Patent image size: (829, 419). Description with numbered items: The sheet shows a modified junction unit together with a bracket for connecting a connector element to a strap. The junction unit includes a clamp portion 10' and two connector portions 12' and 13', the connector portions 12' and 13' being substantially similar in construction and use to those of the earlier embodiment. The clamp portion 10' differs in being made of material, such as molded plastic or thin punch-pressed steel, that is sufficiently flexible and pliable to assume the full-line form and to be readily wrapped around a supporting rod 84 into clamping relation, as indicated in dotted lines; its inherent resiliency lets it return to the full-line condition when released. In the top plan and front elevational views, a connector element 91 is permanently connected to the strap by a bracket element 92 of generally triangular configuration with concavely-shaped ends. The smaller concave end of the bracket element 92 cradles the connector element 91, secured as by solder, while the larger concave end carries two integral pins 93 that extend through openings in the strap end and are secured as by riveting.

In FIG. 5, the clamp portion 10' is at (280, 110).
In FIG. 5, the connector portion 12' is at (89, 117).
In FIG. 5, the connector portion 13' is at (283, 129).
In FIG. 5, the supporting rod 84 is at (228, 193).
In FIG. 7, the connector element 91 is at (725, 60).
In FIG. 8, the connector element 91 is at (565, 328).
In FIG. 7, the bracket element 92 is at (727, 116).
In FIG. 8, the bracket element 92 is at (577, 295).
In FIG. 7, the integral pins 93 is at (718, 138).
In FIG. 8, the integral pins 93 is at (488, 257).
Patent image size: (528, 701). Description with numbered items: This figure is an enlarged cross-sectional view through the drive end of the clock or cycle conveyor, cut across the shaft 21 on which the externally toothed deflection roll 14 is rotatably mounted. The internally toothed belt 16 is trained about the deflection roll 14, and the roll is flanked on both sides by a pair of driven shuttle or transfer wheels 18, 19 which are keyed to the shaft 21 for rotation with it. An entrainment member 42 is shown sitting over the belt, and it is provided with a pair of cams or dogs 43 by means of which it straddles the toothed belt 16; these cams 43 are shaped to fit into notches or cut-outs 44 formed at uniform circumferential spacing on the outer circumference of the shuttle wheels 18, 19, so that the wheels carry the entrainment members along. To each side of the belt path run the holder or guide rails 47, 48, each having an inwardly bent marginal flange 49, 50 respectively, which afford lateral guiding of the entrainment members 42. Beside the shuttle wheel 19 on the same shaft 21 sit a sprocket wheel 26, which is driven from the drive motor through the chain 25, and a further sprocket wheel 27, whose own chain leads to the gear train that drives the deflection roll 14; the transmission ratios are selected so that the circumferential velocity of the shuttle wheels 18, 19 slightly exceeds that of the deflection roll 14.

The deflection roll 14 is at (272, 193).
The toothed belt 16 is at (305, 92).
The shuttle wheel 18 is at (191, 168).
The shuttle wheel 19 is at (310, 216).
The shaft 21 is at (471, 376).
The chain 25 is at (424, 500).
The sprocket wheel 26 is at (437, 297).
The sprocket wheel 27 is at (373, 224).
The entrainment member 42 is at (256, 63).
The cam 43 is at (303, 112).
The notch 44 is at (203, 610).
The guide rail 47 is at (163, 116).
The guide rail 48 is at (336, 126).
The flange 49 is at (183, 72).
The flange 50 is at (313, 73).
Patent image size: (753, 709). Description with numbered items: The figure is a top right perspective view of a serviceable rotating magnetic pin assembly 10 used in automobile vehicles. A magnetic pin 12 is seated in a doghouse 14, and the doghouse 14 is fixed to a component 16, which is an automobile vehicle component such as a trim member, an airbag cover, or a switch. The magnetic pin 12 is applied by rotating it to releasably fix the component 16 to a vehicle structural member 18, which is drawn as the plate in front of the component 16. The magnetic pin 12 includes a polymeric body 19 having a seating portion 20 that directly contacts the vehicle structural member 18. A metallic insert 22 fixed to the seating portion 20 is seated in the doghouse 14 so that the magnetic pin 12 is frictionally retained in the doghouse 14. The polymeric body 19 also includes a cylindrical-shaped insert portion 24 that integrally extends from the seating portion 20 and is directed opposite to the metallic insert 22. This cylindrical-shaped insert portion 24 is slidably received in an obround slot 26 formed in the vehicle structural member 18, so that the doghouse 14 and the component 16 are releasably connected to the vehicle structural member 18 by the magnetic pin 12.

* * * * * * * * *

→ **THE EXERCISE**
Rewrite the records from the line with "Patent image size: (528, 701)." up to and including the line with "The flange 50 is at (313, 73)." as a Markdown table with the columns Row and Line. Put a running row number in Row and the full line in Line, and leave out blank lines.

→ **FULL SOLUTION**
| Row | Line |
|---|---|
| 1 | Patent image size: (528, 701). Description with numbered items: This figure is an enlarged cross-sectional view through the drive end of the clock or cycle conveyor, cut across the shaft 21 on which the externally toothed deflection roll 14 is rotatably mounted. The internally toothed belt 16 is trained about the deflection roll 14, and the roll is flanked on both sides by a pair of driven shuttle or transfer wheels 18, 19 which are keyed to the shaft 21 for rotation with it. An entrainment member 42 is shown sitting over the belt, and it is provided with a pair of cams or dogs 43 by means of which it straddles the toothed belt 16; these cams 43 are shaped to fit into notches or cut-outs 44 formed at uniform circumferential spacing on the outer circumference of the shuttle wheels 18, 19, so that the wheels carry the entrainment members along. To each side of the belt path run the holder or guide rails 47, 48, each having an inwardly bent marginal flange 49, 50 respectively, which afford lateral guiding of the entrainment members 42. Beside the shuttle wheel 19 on the same shaft 21 sit a sprocket wheel 26, which is driven from the drive motor through the chain 25, and a further sprocket wheel 27, whose own chain leads to the gear train that drives the deflection roll 14; the transmission ratios are selected so that the circumferential velocity of the shuttle wheels 18, 19 slightly exceeds that of the deflection roll 14. |
| 2 | The deflection roll 14 is at (272, 193). |
| 3 | The toothed belt 16 is at (305, 92). |
| 4 | The shuttle wheel 18 is at (191, 168). |
| 5 | The shuttle wheel 19 is at (310, 216). |
| 6 | The shaft 21 is at (471, 376). |
| 7 | The chain 25 is at (424, 500). |
| 8 | The sprocket wheel 26 is at (437, 297). |
| 9 | The sprocket wheel 27 is at (373, 224). |
| 10 | The entrainment member 42 is at (256, 63). |
| 11 | The cam 43 is at (303, 112). |
| 12 | The notch 44 is at (203, 610). |
| 13 | The guide rail 47 is at (163, 116). |
| 14 | The guide rail 48 is at (336, 126). |
| 15 | The flange 49 is at (183, 72). |
| 16 | The flange 50 is at (313, 73). |